**Exercise brief:**
Please repeat the data below with every "staticText" swapped for "label", leaving everything else as it is.

——————————

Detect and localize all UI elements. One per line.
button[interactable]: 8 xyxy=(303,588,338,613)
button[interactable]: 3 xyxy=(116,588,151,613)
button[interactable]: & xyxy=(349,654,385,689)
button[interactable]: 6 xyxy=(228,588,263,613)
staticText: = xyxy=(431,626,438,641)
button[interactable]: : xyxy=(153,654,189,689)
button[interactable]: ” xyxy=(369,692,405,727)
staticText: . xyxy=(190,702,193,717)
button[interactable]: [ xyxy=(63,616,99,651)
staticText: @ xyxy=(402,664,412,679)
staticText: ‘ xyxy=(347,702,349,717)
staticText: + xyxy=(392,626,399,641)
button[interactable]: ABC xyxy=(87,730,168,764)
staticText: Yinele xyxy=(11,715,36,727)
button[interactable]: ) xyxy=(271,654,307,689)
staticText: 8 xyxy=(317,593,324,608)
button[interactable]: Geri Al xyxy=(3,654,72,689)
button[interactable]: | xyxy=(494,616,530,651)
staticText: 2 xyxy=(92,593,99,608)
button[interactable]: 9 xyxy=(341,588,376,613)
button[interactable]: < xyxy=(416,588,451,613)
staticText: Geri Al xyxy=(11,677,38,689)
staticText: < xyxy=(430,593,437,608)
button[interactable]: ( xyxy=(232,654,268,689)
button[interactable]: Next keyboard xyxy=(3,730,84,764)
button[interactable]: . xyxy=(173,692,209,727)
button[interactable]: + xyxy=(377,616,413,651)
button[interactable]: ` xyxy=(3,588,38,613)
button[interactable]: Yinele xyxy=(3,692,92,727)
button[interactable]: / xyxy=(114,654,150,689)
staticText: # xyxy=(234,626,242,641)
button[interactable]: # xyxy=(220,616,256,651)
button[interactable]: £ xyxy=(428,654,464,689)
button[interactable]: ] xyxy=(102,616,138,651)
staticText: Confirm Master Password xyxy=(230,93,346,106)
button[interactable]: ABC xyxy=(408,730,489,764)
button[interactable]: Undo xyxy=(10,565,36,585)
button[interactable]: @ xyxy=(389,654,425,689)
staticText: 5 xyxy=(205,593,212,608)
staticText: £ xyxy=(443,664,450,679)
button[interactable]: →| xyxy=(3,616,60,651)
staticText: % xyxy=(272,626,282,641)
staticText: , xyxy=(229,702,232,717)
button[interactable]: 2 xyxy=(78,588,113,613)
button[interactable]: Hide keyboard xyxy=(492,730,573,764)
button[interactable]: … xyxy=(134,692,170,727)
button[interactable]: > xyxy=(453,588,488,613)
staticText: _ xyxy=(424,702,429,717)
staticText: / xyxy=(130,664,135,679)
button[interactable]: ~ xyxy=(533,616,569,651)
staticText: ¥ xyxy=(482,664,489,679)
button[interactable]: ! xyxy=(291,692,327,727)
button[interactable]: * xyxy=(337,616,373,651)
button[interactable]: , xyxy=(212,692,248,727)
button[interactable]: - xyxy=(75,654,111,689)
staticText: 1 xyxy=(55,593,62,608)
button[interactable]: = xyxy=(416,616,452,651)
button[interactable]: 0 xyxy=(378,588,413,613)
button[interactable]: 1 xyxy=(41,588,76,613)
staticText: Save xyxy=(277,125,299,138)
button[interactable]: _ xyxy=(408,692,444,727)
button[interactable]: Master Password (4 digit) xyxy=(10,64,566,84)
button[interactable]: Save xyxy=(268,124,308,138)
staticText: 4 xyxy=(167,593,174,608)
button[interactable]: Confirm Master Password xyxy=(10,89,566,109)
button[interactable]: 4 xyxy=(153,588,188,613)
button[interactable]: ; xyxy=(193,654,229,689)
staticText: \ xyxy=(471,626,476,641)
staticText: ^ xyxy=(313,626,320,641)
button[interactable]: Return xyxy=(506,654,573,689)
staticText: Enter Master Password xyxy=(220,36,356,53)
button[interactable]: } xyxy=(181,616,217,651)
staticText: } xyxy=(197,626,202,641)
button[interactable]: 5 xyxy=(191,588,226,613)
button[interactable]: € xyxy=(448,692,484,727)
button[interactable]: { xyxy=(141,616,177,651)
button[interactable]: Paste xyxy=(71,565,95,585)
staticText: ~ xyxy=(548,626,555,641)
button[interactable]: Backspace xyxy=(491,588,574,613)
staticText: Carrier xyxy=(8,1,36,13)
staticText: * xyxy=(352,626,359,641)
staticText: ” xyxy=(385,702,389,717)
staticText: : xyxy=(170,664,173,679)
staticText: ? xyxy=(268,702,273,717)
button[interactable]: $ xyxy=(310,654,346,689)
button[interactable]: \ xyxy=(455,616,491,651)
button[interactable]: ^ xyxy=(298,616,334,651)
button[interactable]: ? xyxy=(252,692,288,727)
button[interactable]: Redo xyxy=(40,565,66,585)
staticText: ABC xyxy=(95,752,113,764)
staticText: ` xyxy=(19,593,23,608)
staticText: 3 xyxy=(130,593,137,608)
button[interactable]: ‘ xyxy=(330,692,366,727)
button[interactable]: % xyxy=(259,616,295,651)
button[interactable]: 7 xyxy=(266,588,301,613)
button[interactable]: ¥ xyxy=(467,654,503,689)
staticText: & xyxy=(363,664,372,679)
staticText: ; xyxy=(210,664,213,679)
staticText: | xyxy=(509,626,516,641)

——————————

**Answer to the task:**
Detect and localize all UI elements. One per line.
button[interactable]: 8 xyxy=(303,588,338,613)
button[interactable]: 3 xyxy=(116,588,151,613)
button[interactable]: & xyxy=(349,654,385,689)
button[interactable]: 6 xyxy=(228,588,263,613)
label: = xyxy=(431,626,438,641)
button[interactable]: : xyxy=(153,654,189,689)
button[interactable]: ” xyxy=(369,692,405,727)
label: . xyxy=(190,702,193,717)
button[interactable]: [ xyxy=(63,616,99,651)
label: @ xyxy=(402,664,412,679)
label: ‘ xyxy=(347,702,349,717)
label: + xyxy=(392,626,399,641)
button[interactable]: ABC xyxy=(87,730,168,764)
label: Yinele xyxy=(11,715,36,727)
button[interactable]: ) xyxy=(271,654,307,689)
label: 8 xyxy=(317,593,324,608)
button[interactable]: Geri Al xyxy=(3,654,72,689)
button[interactable]: | xyxy=(494,616,530,651)
label: 2 xyxy=(92,593,99,608)
button[interactable]: 9 xyxy=(341,588,376,613)
button[interactable]: < xyxy=(416,588,451,613)
label: Geri Al xyxy=(11,677,38,689)
label: < xyxy=(430,593,437,608)
button[interactable]: ( xyxy=(232,654,268,689)
button[interactable]: Next keyboard xyxy=(3,730,84,764)
button[interactable]: . xyxy=(173,692,209,727)
button[interactable]: + xyxy=(377,616,413,651)
button[interactable]: ` xyxy=(3,588,38,613)
button[interactable]: Yinele xyxy=(3,692,92,727)
button[interactable]: / xyxy=(114,654,150,689)
label: # xyxy=(234,626,242,641)
button[interactable]: # xyxy=(220,616,256,651)
button[interactable]: £ xyxy=(428,654,464,689)
button[interactable]: ] xyxy=(102,616,138,651)
label: Confirm Master Password xyxy=(230,93,346,106)
button[interactable]: ABC xyxy=(408,730,489,764)
button[interactable]: Undo xyxy=(10,565,36,585)
button[interactable]: @ xyxy=(389,654,425,689)
label: 5 xyxy=(205,593,212,608)
label: £ xyxy=(443,664,450,679)
button[interactable]: →| xyxy=(3,616,60,651)
label: % xyxy=(272,626,282,641)
label: , xyxy=(229,702,232,717)
button[interactable]: 2 xyxy=(78,588,113,613)
button[interactable]: Hide keyboard xyxy=(492,730,573,764)
button[interactable]: … xyxy=(134,692,170,727)
button[interactable]: > xyxy=(453,588,488,613)
label: _ xyxy=(424,702,429,717)
label: / xyxy=(130,664,135,679)
button[interactable]: ~ xyxy=(533,616,569,651)
label: ¥ xyxy=(482,664,489,679)
button[interactable]: ! xyxy=(291,692,327,727)
button[interactable]: * xyxy=(337,616,373,651)
button[interactable]: , xyxy=(212,692,248,727)
button[interactable]: - xyxy=(75,654,111,689)
label: 1 xyxy=(55,593,62,608)
button[interactable]: = xyxy=(416,616,452,651)
button[interactable]: 0 xyxy=(378,588,413,613)
button[interactable]: 1 xyxy=(41,588,76,613)
label: Save xyxy=(277,125,299,138)
button[interactable]: _ xyxy=(408,692,444,727)
button[interactable]: Master Password (4 digit) xyxy=(10,64,566,84)
button[interactable]: Save xyxy=(268,124,308,138)
label: 4 xyxy=(167,593,174,608)
button[interactable]: Confirm Master Password xyxy=(10,89,566,109)
button[interactable]: 4 xyxy=(153,588,188,613)
button[interactable]: ; xyxy=(193,654,229,689)
label: \ xyxy=(471,626,476,641)
label: ^ xyxy=(313,626,320,641)
button[interactable]: Return xyxy=(506,654,573,689)
label: Enter Master Password xyxy=(220,36,356,53)
button[interactable]: } xyxy=(181,616,217,651)
label: } xyxy=(197,626,202,641)
button[interactable]: 5 xyxy=(191,588,226,613)
button[interactable]: € xyxy=(448,692,484,727)
button[interactable]: { xyxy=(141,616,177,651)
button[interactable]: Paste xyxy=(71,565,95,585)
label: ~ xyxy=(548,626,555,641)
button[interactable]: Backspace xyxy=(491,588,574,613)
label: Carrier xyxy=(8,1,36,13)
label: * xyxy=(352,626,359,641)
label: ” xyxy=(385,702,389,717)
label: : xyxy=(170,664,173,679)
label: ? xyxy=(268,702,273,717)
button[interactable]: $ xyxy=(310,654,346,689)
button[interactable]: \ xyxy=(455,616,491,651)
button[interactable]: ^ xyxy=(298,616,334,651)
button[interactable]: ? xyxy=(252,692,288,727)
button[interactable]: Redo xyxy=(40,565,66,585)
label: ABC xyxy=(95,752,113,764)
label: ` xyxy=(19,593,23,608)
label: 3 xyxy=(130,593,137,608)
button[interactable]: ‘ xyxy=(330,692,366,727)
button[interactable]: % xyxy=(259,616,295,651)
button[interactable]: 7 xyxy=(266,588,301,613)
button[interactable]: ¥ xyxy=(467,654,503,689)
label: & xyxy=(363,664,372,679)
label: ; xyxy=(210,664,213,679)
label: | xyxy=(509,626,516,641)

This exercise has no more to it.